The task →
Repeat the data word for word. Do not include the pictures.
-------
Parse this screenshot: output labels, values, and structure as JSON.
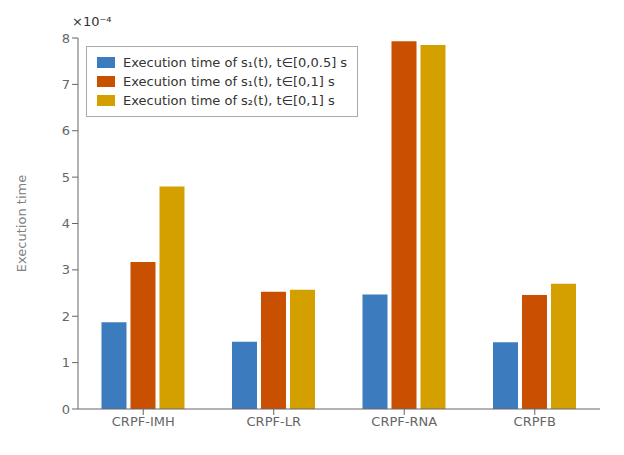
{
  "chart_data": {
    "type": "bar",
    "categories": [
      "CRPF-IMH",
      "CRPF-LR",
      "CRPF-RNA",
      "CRPFB"
    ],
    "series": [
      {
        "name": "Execution time of s₁(t), t∈[0,0.5] s",
        "color": "#3d7bbf",
        "values": [
          0.000187,
          0.000145,
          0.000247,
          0.000144
        ]
      },
      {
        "name": "Execution time of s₁(t), t∈[0,1] s",
        "color": "#c85000",
        "values": [
          0.000317,
          0.000253,
          0.000793,
          0.000246
        ]
      },
      {
        "name": "Execution time of s₂(t), t∈[0,1] s",
        "color": "#d4a000",
        "values": [
          0.00048,
          0.000257,
          0.000785,
          0.00027
        ]
      }
    ],
    "ylabel": "Execution time",
    "annotations": [
      "×10⁻⁴"
    ],
    "ylim": [
      0,
      0.0008
    ],
    "yticks": [
      0,
      {
        "value": 0.0001,
        "label": "1"
      },
      {
        "value": 0.0002,
        "label": "2"
      },
      {
        "value": 0.0003,
        "label": "3"
      },
      {
        "value": 0.0004,
        "label": "4"
      },
      {
        "value": 0.0005,
        "label": "5"
      },
      {
        "value": 0.0006,
        "label": "6"
      },
      {
        "value": 0.0007,
        "label": "7"
      },
      {
        "value": 0.0008,
        "label": "8"
      }
    ],
    "grid": false,
    "legend": "upper left"
  }
}
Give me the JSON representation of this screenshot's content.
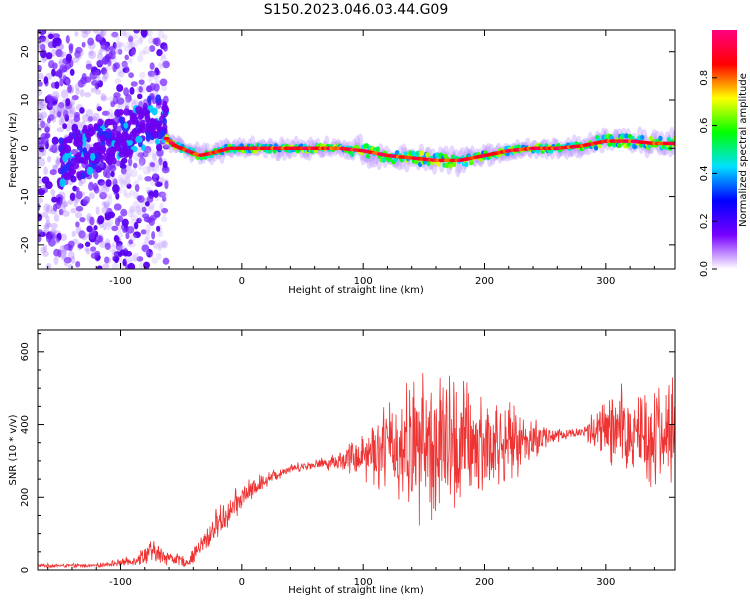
{
  "title": "S150.2023.046.03.44.G09",
  "chart_data": [
    {
      "type": "heatmap",
      "xlabel": "Height of straight line (km)",
      "ylabel": "Frequency (Hz)",
      "xlim": [
        -168,
        357
      ],
      "ylim": [
        -25,
        24.5
      ],
      "x_ticks": [
        -100,
        0,
        100,
        200,
        300
      ],
      "y_ticks": [
        -20,
        -10,
        0,
        10,
        20
      ],
      "colorbar": {
        "label": "Normalized spectral amplitude",
        "range": [
          0.0,
          1.0
        ],
        "ticks": [
          0.0,
          0.2,
          0.4,
          0.6,
          0.8
        ],
        "tick_labels": [
          "0.0",
          "0.2",
          "0.4",
          "0.6",
          "0.8"
        ],
        "colormap": [
          "#ffffff",
          "#7700ff",
          "#0000ff",
          "#00e0ff",
          "#00ff00",
          "#ffff00",
          "#ff0000",
          "#ff0080"
        ]
      },
      "ridge": {
        "x": [
          -62,
          -55,
          -45,
          -35,
          -25,
          -10,
          0,
          20,
          40,
          60,
          80,
          100,
          120,
          140,
          160,
          180,
          200,
          220,
          240,
          260,
          280,
          300,
          320,
          340,
          357
        ],
        "y": [
          2,
          0.5,
          -0.5,
          -1.5,
          -1,
          0,
          0,
          0,
          0,
          0,
          0,
          -0.5,
          -1.5,
          -2,
          -2.5,
          -2.5,
          -1.5,
          -0.5,
          0,
          0,
          0.5,
          1.5,
          1.5,
          1,
          1
        ]
      },
      "noise_region": {
        "x_range": [
          -168,
          -62
        ],
        "y_range": [
          -25,
          24.5
        ]
      }
    },
    {
      "type": "line",
      "xlabel": "Height of straight line (km)",
      "ylabel": "SNR (10 * v/v)",
      "xlim": [
        -168,
        357
      ],
      "ylim": [
        0,
        660
      ],
      "x_ticks": [
        -100,
        0,
        100,
        200,
        300
      ],
      "y_ticks": [
        0,
        200,
        400,
        600
      ],
      "series": [
        {
          "color": "#ee3333",
          "envelope_x": [
            -168,
            -120,
            -90,
            -75,
            -60,
            -45,
            -30,
            -20,
            -10,
            0,
            20,
            40,
            60,
            80,
            100,
            120,
            140,
            160,
            180,
            200,
            220,
            240,
            260,
            280,
            300,
            320,
            340,
            357
          ],
          "envelope_y": [
            12,
            12,
            25,
            50,
            35,
            20,
            80,
            130,
            160,
            200,
            250,
            280,
            290,
            300,
            320,
            340,
            340,
            340,
            340,
            340,
            350,
            360,
            370,
            380,
            380,
            380,
            380,
            380
          ],
          "spread": [
            6,
            6,
            15,
            40,
            25,
            15,
            45,
            50,
            50,
            45,
            25,
            15,
            15,
            30,
            80,
            150,
            220,
            260,
            230,
            180,
            120,
            70,
            25,
            15,
            120,
            160,
            170,
            170
          ]
        }
      ]
    }
  ]
}
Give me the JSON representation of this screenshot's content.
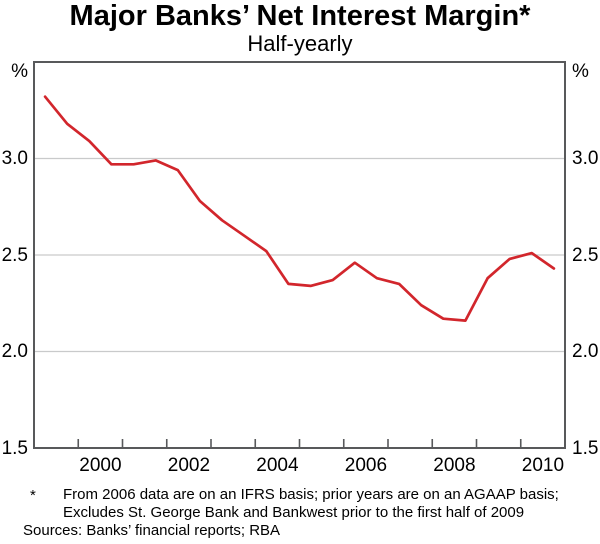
-------
Task solution →
Parse this screenshot: output labels, values, and structure as JSON.
{
  "chart_data": {
    "type": "bar",
    "categories": [
      "CRPF-IMH",
      "CRPF-LR",
      "CRPF-RNA",
      "CRPFB"
    ],
    "series": [
      {
        "name": "Execution time of s₁(t), t∈[0,0.5] s",
        "color": "#3d7bbf",
        "values": [
          0.000187,
          0.000145,
          0.000247,
          0.000144
        ]
      },
      {
        "name": "Execution time of s₁(t), t∈[0,1] s",
        "color": "#c85000",
        "values": [
          0.000317,
          0.000253,
          0.000793,
          0.000246
        ]
      },
      {
        "name": "Execution time of s₂(t), t∈[0,1] s",
        "color": "#d4a000",
        "values": [
          0.00048,
          0.000257,
          0.000785,
          0.00027
        ]
      }
    ],
    "ylabel": "Execution time",
    "annotations": [
      "×10⁻⁴"
    ],
    "ylim": [
      0,
      0.0008
    ],
    "yticks": [
      0,
      {
        "value": 0.0001,
        "label": "1"
      },
      {
        "value": 0.0002,
        "label": "2"
      },
      {
        "value": 0.0003,
        "label": "3"
      },
      {
        "value": 0.0004,
        "label": "4"
      },
      {
        "value": 0.0005,
        "label": "5"
      },
      {
        "value": 0.0006,
        "label": "6"
      },
      {
        "value": 0.0007,
        "label": "7"
      },
      {
        "value": 0.0008,
        "label": "8"
      }
    ],
    "grid": false,
    "legend": "upper left"
  }
}
Give me the JSON representation of this screenshot's content.
{
  "title": "S150.2023.046.03.44.G09",
  "chart_data": [
    {
      "type": "heatmap",
      "xlabel": "Height of straight line (km)",
      "ylabel": "Frequency (Hz)",
      "xlim": [
        -168,
        357
      ],
      "ylim": [
        -25,
        24.5
      ],
      "x_ticks": [
        -100,
        0,
        100,
        200,
        300
      ],
      "y_ticks": [
        -20,
        -10,
        0,
        10,
        20
      ],
      "colorbar": {
        "label": "Normalized spectral amplitude",
        "range": [
          0.0,
          1.0
        ],
        "ticks": [
          0.0,
          0.2,
          0.4,
          0.6,
          0.8
        ],
        "tick_labels": [
          "0.0",
          "0.2",
          "0.4",
          "0.6",
          "0.8"
        ],
        "colormap": [
          "#ffffff",
          "#7700ff",
          "#0000ff",
          "#00e0ff",
          "#00ff00",
          "#ffff00",
          "#ff0000",
          "#ff0080"
        ]
      },
      "ridge": {
        "x": [
          -62,
          -55,
          -45,
          -35,
          -25,
          -10,
          0,
          20,
          40,
          60,
          80,
          100,
          120,
          140,
          160,
          180,
          200,
          220,
          240,
          260,
          280,
          300,
          320,
          340,
          357
        ],
        "y": [
          2,
          0.5,
          -0.5,
          -1.5,
          -1,
          0,
          0,
          0,
          0,
          0,
          0,
          -0.5,
          -1.5,
          -2,
          -2.5,
          -2.5,
          -1.5,
          -0.5,
          0,
          0,
          0.5,
          1.5,
          1.5,
          1,
          1
        ]
      },
      "noise_region": {
        "x_range": [
          -168,
          -62
        ],
        "y_range": [
          -25,
          24.5
        ]
      }
    },
    {
      "type": "line",
      "xlabel": "Height of straight line (km)",
      "ylabel": "SNR (10 * v/v)",
      "xlim": [
        -168,
        357
      ],
      "ylim": [
        0,
        660
      ],
      "x_ticks": [
        -100,
        0,
        100,
        200,
        300
      ],
      "y_ticks": [
        0,
        200,
        400,
        600
      ],
      "series": [
        {
          "color": "#ee3333",
          "envelope_x": [
            -168,
            -120,
            -90,
            -75,
            -60,
            -45,
            -30,
            -20,
            -10,
            0,
            20,
            40,
            60,
            80,
            100,
            120,
            140,
            160,
            180,
            200,
            220,
            240,
            260,
            280,
            300,
            320,
            340,
            357
          ],
          "envelope_y": [
            12,
            12,
            25,
            50,
            35,
            20,
            80,
            130,
            160,
            200,
            250,
            280,
            290,
            300,
            320,
            340,
            340,
            340,
            340,
            340,
            350,
            360,
            370,
            380,
            380,
            380,
            380,
            380
          ],
          "spread": [
            6,
            6,
            15,
            40,
            25,
            15,
            45,
            50,
            50,
            45,
            25,
            15,
            15,
            30,
            80,
            150,
            220,
            260,
            230,
            180,
            120,
            70,
            25,
            15,
            120,
            160,
            170,
            170
          ]
        }
      ]
    }
  ]
}
Give me the JSON representation of this screenshot's content.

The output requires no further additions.